[DATASET EXCERPTS start]

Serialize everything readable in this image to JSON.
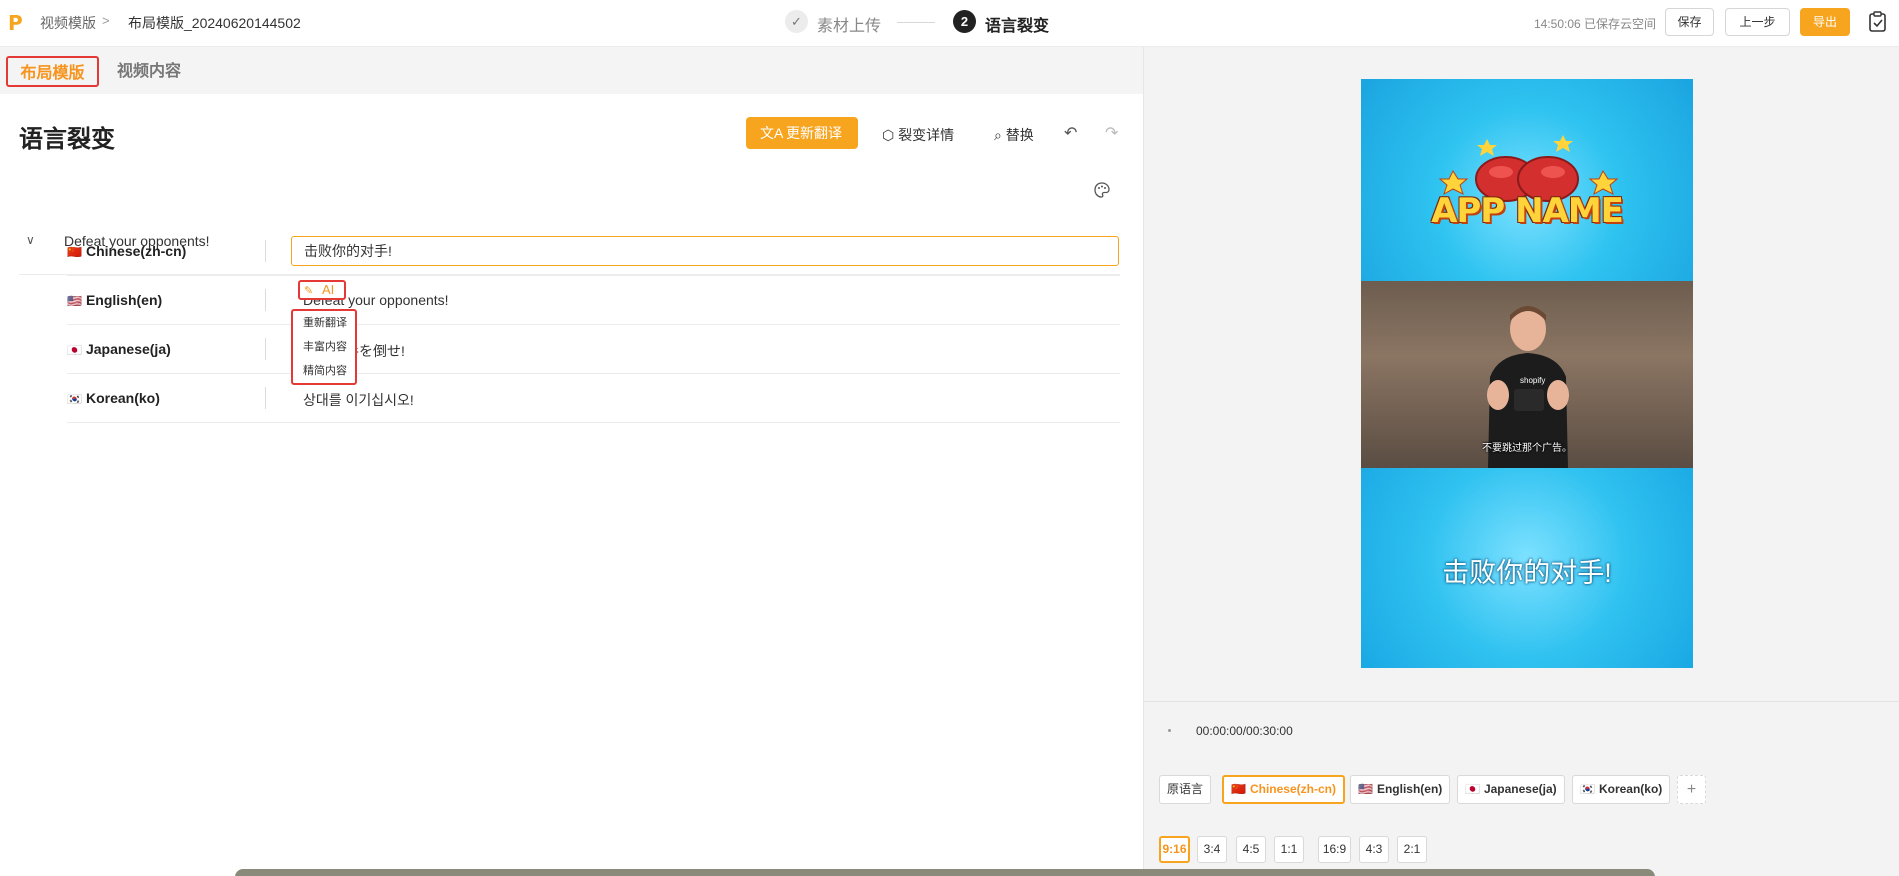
{
  "header": {
    "breadcrumb_root": "视频模版",
    "breadcrumb_sep": ">",
    "breadcrumb_current": "布局模版_20240620144502",
    "steps": [
      {
        "index": "✓",
        "label": "素材上传"
      },
      {
        "index": "2",
        "label": "语言裂变"
      }
    ],
    "save_status": "14:50:06 已保存云空间",
    "save_label": "保存",
    "prev_label": "上一步",
    "export_label": "导出"
  },
  "tabs": {
    "layout": "布局模版",
    "video": "视频内容"
  },
  "toolbar": {
    "title": "语言裂变",
    "update_label": "更新翻译",
    "detail_label": "裂变详情",
    "replace_label": "替换"
  },
  "group": {
    "title": "Defeat your opponents!",
    "rows": [
      {
        "flag": "🇨🇳",
        "label": "Chinese(zh-cn)",
        "text": "击败你的对手!"
      },
      {
        "flag": "🇺🇸",
        "label": "English(en)",
        "text": "Defeat your opponents!"
      },
      {
        "flag": "🇯🇵",
        "label": "Japanese(ja)",
        "text": "対戦相手を倒せ!"
      },
      {
        "flag": "🇰🇷",
        "label": "Korean(ko)",
        "text": "상대를 이기십시오!"
      }
    ]
  },
  "ai_menu": {
    "button_label": "AI",
    "items": [
      "重新翻译",
      "丰富内容",
      "精简内容"
    ]
  },
  "preview": {
    "app_name": "APP NAME",
    "subtitle": "不要跳过那个广告。",
    "caption": "击败你的对手!",
    "time": "00:00:00/00:30:00"
  },
  "languages": {
    "original": "原语言",
    "chips": [
      {
        "flag": "🇨🇳",
        "label": "Chinese(zh-cn)"
      },
      {
        "flag": "🇺🇸",
        "label": "English(en)"
      },
      {
        "flag": "🇯🇵",
        "label": "Japanese(ja)"
      },
      {
        "flag": "🇰🇷",
        "label": "Korean(ko)"
      }
    ],
    "add": "+"
  },
  "ratios": [
    "9:16",
    "3:4",
    "4:5",
    "1:1",
    "16:9",
    "4:3",
    "2:1"
  ],
  "colors": {
    "accent": "#f7a41f",
    "highlight_box": "#e53935"
  }
}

[DATASET EXCERPTS end]

- _WHAT IS ASKED_: Search the preceding listing for "Chinese" and extract every line where it is found.

- _WRITTEN ANSWER_:
        "label": "Chinese(zh-cn)",
        "label": "Chinese(zh-cn)"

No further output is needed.